Stored data entries
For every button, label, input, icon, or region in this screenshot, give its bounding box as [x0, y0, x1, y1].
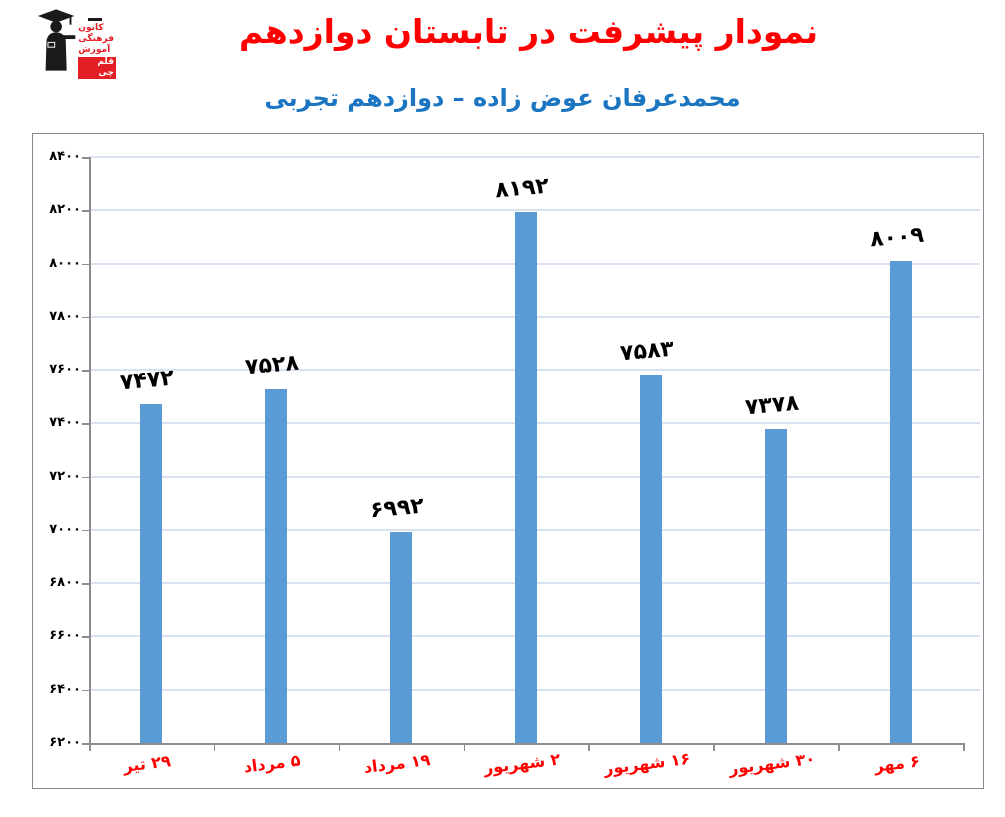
y-tick-label: ۷۴۰۰ — [49, 415, 81, 431]
y-tick-label: ۷۸۰۰ — [49, 308, 81, 324]
chart-subtitle: محمدعرفان عوض زاده – دوازدهم تجربی — [264, 84, 741, 112]
x-tick-label: ۶ مهر — [872, 751, 921, 776]
bar — [140, 404, 163, 743]
gridline — [89, 156, 980, 158]
bar — [889, 261, 912, 743]
y-tick-label: ۸۰۰۰ — [49, 255, 81, 271]
y-axis-tick — [82, 210, 89, 212]
y-tick-label: ۶۴۰۰ — [49, 681, 81, 697]
bar — [265, 389, 288, 743]
y-tick-label: ۶۸۰۰ — [49, 575, 81, 591]
bar-value-label: ۸۱۹۲ — [494, 174, 550, 204]
bar — [390, 532, 413, 743]
chart-title: نمودار پیشرفت در تابستان دوازدهم — [238, 12, 819, 51]
y-axis-tick — [82, 263, 89, 266]
x-axis-line — [89, 743, 963, 745]
x-axis-tick — [713, 743, 715, 751]
y-tick-label: ۶۲۰۰ — [49, 735, 81, 750]
logo-line: فرهنگی — [78, 34, 115, 44]
y-axis-tick — [82, 157, 89, 159]
y-axis-tick — [82, 316, 89, 319]
x-tick-label: ۱۶ شهریور — [602, 748, 691, 779]
logo-text: کانون فرهنگی آموزش قلم چی — [78, 8, 116, 79]
y-axis-line — [89, 157, 91, 751]
bar-value-label: ۷۵۲۸ — [244, 350, 301, 381]
y-axis-tick — [82, 743, 89, 745]
y-tick-label: ۷۶۰۰ — [49, 362, 81, 378]
y-axis-tick — [82, 370, 89, 372]
y-axis-tick — [82, 689, 89, 692]
x-axis-tick — [338, 743, 341, 751]
bar — [639, 374, 662, 743]
x-tick-label: ۲ شهریور — [482, 749, 562, 778]
bar — [515, 212, 537, 743]
logo-line: آموزش — [78, 45, 111, 55]
y-axis-tick — [82, 583, 89, 585]
x-tick-label: ۱۹ مرداد — [362, 749, 432, 778]
graduate-icon — [37, 9, 76, 71]
chart-container: ۶۲۰۰ ۶۴۰۰ ۶۶۰۰ ۶۸۰۰ ۷۰۰۰ ۷۲۰۰ ۷۴۰۰ ۷۶۰۰ ۷۸۰۰ ۸۰۰۰… — [32, 133, 984, 789]
y-tick-label: ۷۲۰۰ — [49, 468, 81, 484]
logo-badge: قلم چی — [78, 57, 116, 79]
bar-value-label: ۶۹۹۲ — [369, 493, 425, 524]
y-tick-label: ۷۰۰۰ — [49, 521, 81, 537]
x-axis-tick — [963, 743, 965, 751]
bar — [764, 429, 787, 743]
bar-value-label: ۷۳۷۸ — [743, 390, 800, 421]
y-axis-tick — [82, 529, 89, 532]
y-axis-tick — [82, 423, 89, 425]
x-tick-label: ۳۰ شهریور — [727, 748, 816, 779]
x-axis-tick — [588, 743, 590, 751]
y-tick-label: ۸۲۰۰ — [49, 202, 81, 218]
logo-line: کانون — [78, 23, 104, 33]
plot-area: ۶۲۰۰ ۶۴۰۰ ۶۶۰۰ ۶۸۰۰ ۷۰۰۰ ۷۲۰۰ ۷۴۰۰ ۷۶۰۰ ۷۸۰۰ ۸۰۰۰… — [33, 134, 983, 788]
y-axis-tick — [82, 636, 89, 638]
y-tick-label: ۸۴۰۰ — [49, 149, 81, 164]
y-tick-label: ۶۶۰۰ — [49, 628, 81, 644]
x-axis-tick — [213, 743, 216, 751]
kanoon-ghalamchi-logo: کانون فرهنگی آموزش قلم چی — [36, 8, 116, 79]
y-axis-tick — [82, 476, 89, 479]
x-axis-tick — [838, 743, 840, 751]
x-tick-label: ۵ مرداد — [242, 750, 302, 777]
gridline — [89, 209, 980, 212]
pen-icon — [88, 18, 103, 21]
bar-value-label: ۸۰۰۹ — [868, 222, 925, 253]
bar-value-label: ۷۵۸۳ — [618, 336, 675, 366]
x-axis-tick — [463, 743, 466, 751]
x-tick-label: ۲۹ تیر — [122, 751, 173, 776]
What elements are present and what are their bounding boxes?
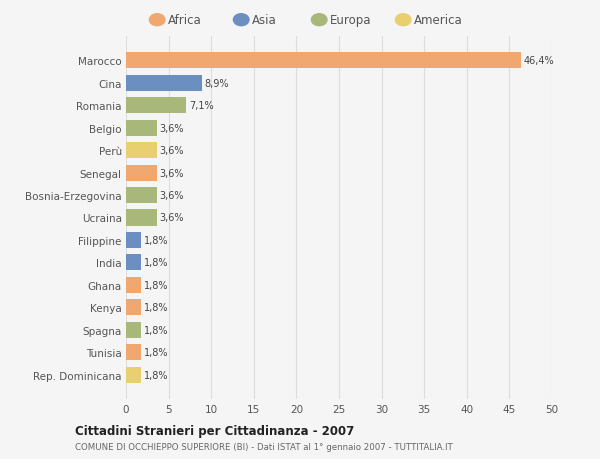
Text: 3,6%: 3,6% [159,168,184,178]
Text: Europa: Europa [330,14,371,27]
Text: 1,8%: 1,8% [144,280,169,290]
Bar [126,277,142,293]
Text: 46,4%: 46,4% [524,56,554,66]
Text: 3,6%: 3,6% [159,213,184,223]
Bar [126,344,142,360]
Text: 3,6%: 3,6% [159,146,184,156]
Text: 3,6%: 3,6% [159,190,184,201]
Bar [126,255,142,271]
Text: 7,1%: 7,1% [189,101,214,111]
Text: Cittadini Stranieri per Cittadinanza - 2007: Cittadini Stranieri per Cittadinanza - 2… [75,425,354,437]
Bar [126,53,521,69]
Bar [126,367,142,383]
Bar [126,98,187,114]
Bar [126,188,157,204]
Text: 3,6%: 3,6% [159,123,184,134]
Text: 1,8%: 1,8% [144,347,169,358]
Bar [126,165,157,181]
Text: 1,8%: 1,8% [144,325,169,335]
Bar [126,210,157,226]
Text: America: America [414,14,463,27]
Bar [126,300,142,316]
Bar [126,120,157,136]
Text: 1,8%: 1,8% [144,370,169,380]
Text: COMUNE DI OCCHIEPPO SUPERIORE (BI) - Dati ISTAT al 1° gennaio 2007 - TUTTITALIA.: COMUNE DI OCCHIEPPO SUPERIORE (BI) - Dat… [75,442,453,451]
Bar [126,143,157,159]
Text: Asia: Asia [252,14,277,27]
Text: 8,9%: 8,9% [205,78,229,89]
Text: 1,8%: 1,8% [144,258,169,268]
Bar [126,232,142,248]
Text: Africa: Africa [168,14,202,27]
Bar [126,322,142,338]
Bar [126,76,202,92]
Text: 1,8%: 1,8% [144,235,169,246]
Text: 1,8%: 1,8% [144,302,169,313]
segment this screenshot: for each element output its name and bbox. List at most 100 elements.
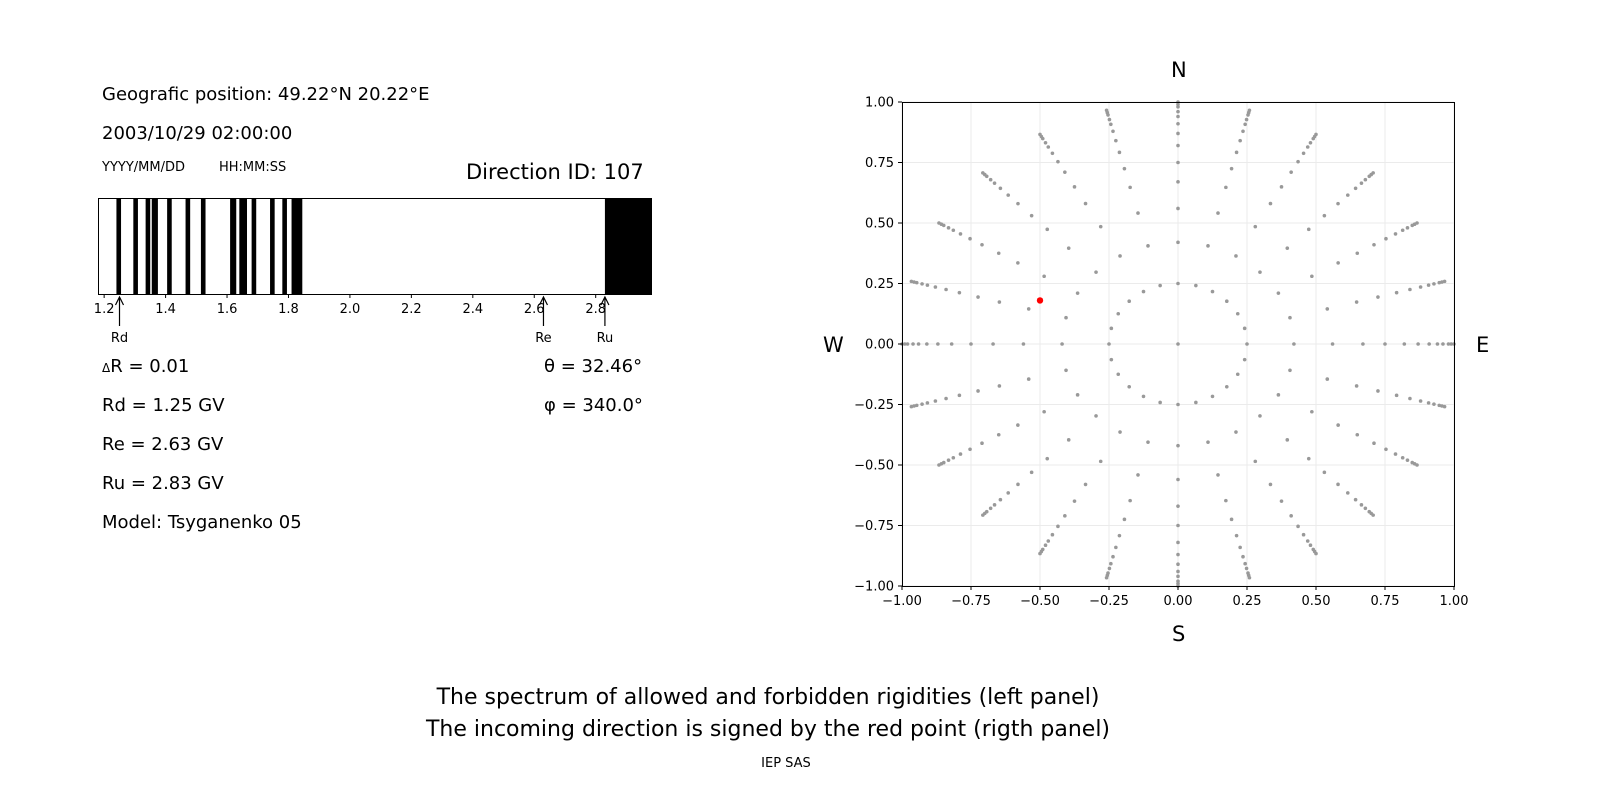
direction-point xyxy=(1104,108,1109,113)
direction-point xyxy=(1038,551,1042,556)
direction-point xyxy=(1045,227,1050,232)
forbidden-band xyxy=(185,198,191,294)
direction-point xyxy=(1383,342,1387,346)
direction-point xyxy=(1176,569,1180,574)
direction-point xyxy=(1253,224,1258,229)
direction-point xyxy=(1310,409,1314,414)
direction-point xyxy=(937,463,941,467)
direction-point xyxy=(976,295,980,299)
direction-point xyxy=(1279,185,1284,189)
direction-point xyxy=(1064,368,1068,373)
direction-point xyxy=(1242,357,1247,362)
direction-point xyxy=(1325,307,1330,311)
direction-point xyxy=(1234,150,1239,155)
direction-point xyxy=(937,221,941,225)
direction-point xyxy=(1234,533,1239,538)
direction-point xyxy=(1050,532,1055,537)
direction-point xyxy=(1258,414,1262,418)
delta-r-value: R = 0.01 xyxy=(110,356,190,377)
direction-point xyxy=(1416,342,1420,346)
direction-point xyxy=(1289,514,1293,518)
direction-point xyxy=(1229,166,1234,171)
direction-point xyxy=(1111,554,1115,559)
y-tick-label: 0.50 xyxy=(865,217,894,232)
direction-point xyxy=(1098,459,1103,464)
direction-point xyxy=(1176,206,1180,211)
direction-point xyxy=(1394,393,1399,398)
direction-point xyxy=(1301,151,1306,156)
phi-value: φ = 340.0° xyxy=(544,395,643,416)
direction-point xyxy=(1117,150,1122,155)
direction-point xyxy=(916,342,921,346)
direction-point xyxy=(976,389,980,393)
direction-point xyxy=(1098,224,1103,229)
forbidden-band xyxy=(239,198,248,294)
direction-point xyxy=(1376,295,1380,299)
direction-point xyxy=(1117,533,1122,538)
direction-point xyxy=(1442,404,1447,409)
direction-point xyxy=(1314,132,1318,137)
x-tick-label: 0.00 xyxy=(1164,594,1193,609)
compass-east: E xyxy=(1476,333,1490,357)
direction-point xyxy=(1308,141,1313,145)
direction-point xyxy=(1336,201,1340,206)
direction-point xyxy=(1006,193,1011,197)
y-tick-label: 1.00 xyxy=(865,96,894,111)
direction-point xyxy=(1394,290,1399,295)
date-time: 2003/10/29 02:00:00 xyxy=(102,123,293,144)
direction-point xyxy=(968,447,972,452)
direction-point xyxy=(1109,561,1113,566)
direction-point xyxy=(1288,368,1292,373)
direction-point xyxy=(1016,261,1020,265)
direction-point xyxy=(1176,121,1180,126)
direction-point xyxy=(1244,566,1249,571)
spectrum-frame xyxy=(98,198,652,295)
direction-point xyxy=(1072,185,1077,189)
direction-point xyxy=(1405,226,1410,230)
re-value: Re = 2.63 GV xyxy=(102,434,224,455)
direction-point xyxy=(1016,482,1020,487)
direction-point xyxy=(1268,482,1273,487)
direction-point xyxy=(981,171,985,175)
direction-point xyxy=(1308,543,1313,547)
direction-point xyxy=(1118,254,1122,258)
direction-point xyxy=(1418,399,1423,403)
direction-point xyxy=(1241,554,1245,559)
direction-point xyxy=(1176,402,1180,407)
direction-point xyxy=(1400,455,1405,460)
marker-label-rd: Rd xyxy=(111,331,128,346)
direction-point xyxy=(1066,438,1071,442)
direction-point xyxy=(1072,499,1077,503)
direction-point xyxy=(1305,539,1310,543)
direction-point xyxy=(1224,185,1228,190)
direction-point xyxy=(1043,141,1048,145)
direction-point xyxy=(1176,562,1180,567)
direction-point xyxy=(1285,246,1290,250)
direction-point xyxy=(1371,171,1375,175)
direction-point xyxy=(957,393,962,398)
direction-point xyxy=(1043,543,1048,547)
direction-point xyxy=(920,402,924,406)
x-tick-label: 0.25 xyxy=(1233,594,1262,609)
direction-point xyxy=(1176,131,1180,136)
direction-point xyxy=(996,251,1001,256)
direction-point xyxy=(1322,213,1327,218)
direction-point xyxy=(1206,244,1210,248)
direction-point xyxy=(1128,498,1132,503)
direction-point xyxy=(1056,159,1060,164)
direction-point xyxy=(1301,532,1306,537)
direction-point xyxy=(1116,372,1121,377)
direction-point xyxy=(951,228,956,233)
direction-point xyxy=(1046,145,1051,149)
direction-point xyxy=(1427,342,1431,346)
direction-point xyxy=(951,455,956,460)
direction-point xyxy=(1206,440,1210,444)
direction-point xyxy=(1292,342,1296,346)
direction-point xyxy=(1441,342,1445,346)
spectrum-tick-label: 2.8 xyxy=(585,302,606,317)
direction-point xyxy=(1418,285,1423,289)
direction-point xyxy=(1276,291,1281,295)
direction-point xyxy=(1109,122,1113,127)
direction-point xyxy=(1325,377,1330,381)
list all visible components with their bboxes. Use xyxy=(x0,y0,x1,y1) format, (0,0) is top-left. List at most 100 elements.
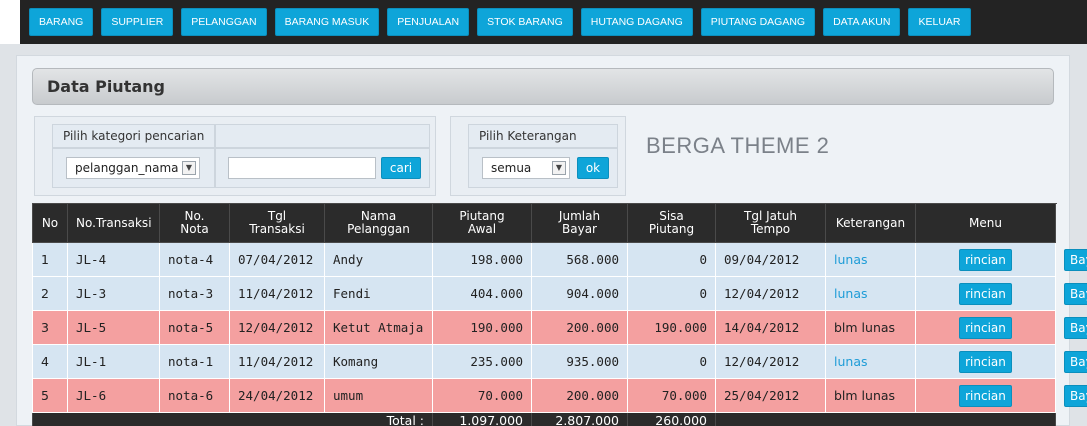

**Aim of the task**:
Begin at the line that has "direction-point xyxy=(1104,108,1109,113)" and stop after the line that has "direction-point xyxy=(1310,409,1314,414)". Rewrite those lines, switching "forbidden-band" to "exclusion-band" and leaving everything else unchanged.

**Written solution**:
direction-point xyxy=(1104,108,1109,113)
direction-point xyxy=(1038,551,1042,556)
direction-point xyxy=(1045,227,1050,232)
exclusion-band xyxy=(185,198,191,294)
direction-point xyxy=(1383,342,1387,346)
direction-point xyxy=(1176,569,1180,574)
direction-point xyxy=(1253,224,1258,229)
direction-point xyxy=(1310,409,1314,414)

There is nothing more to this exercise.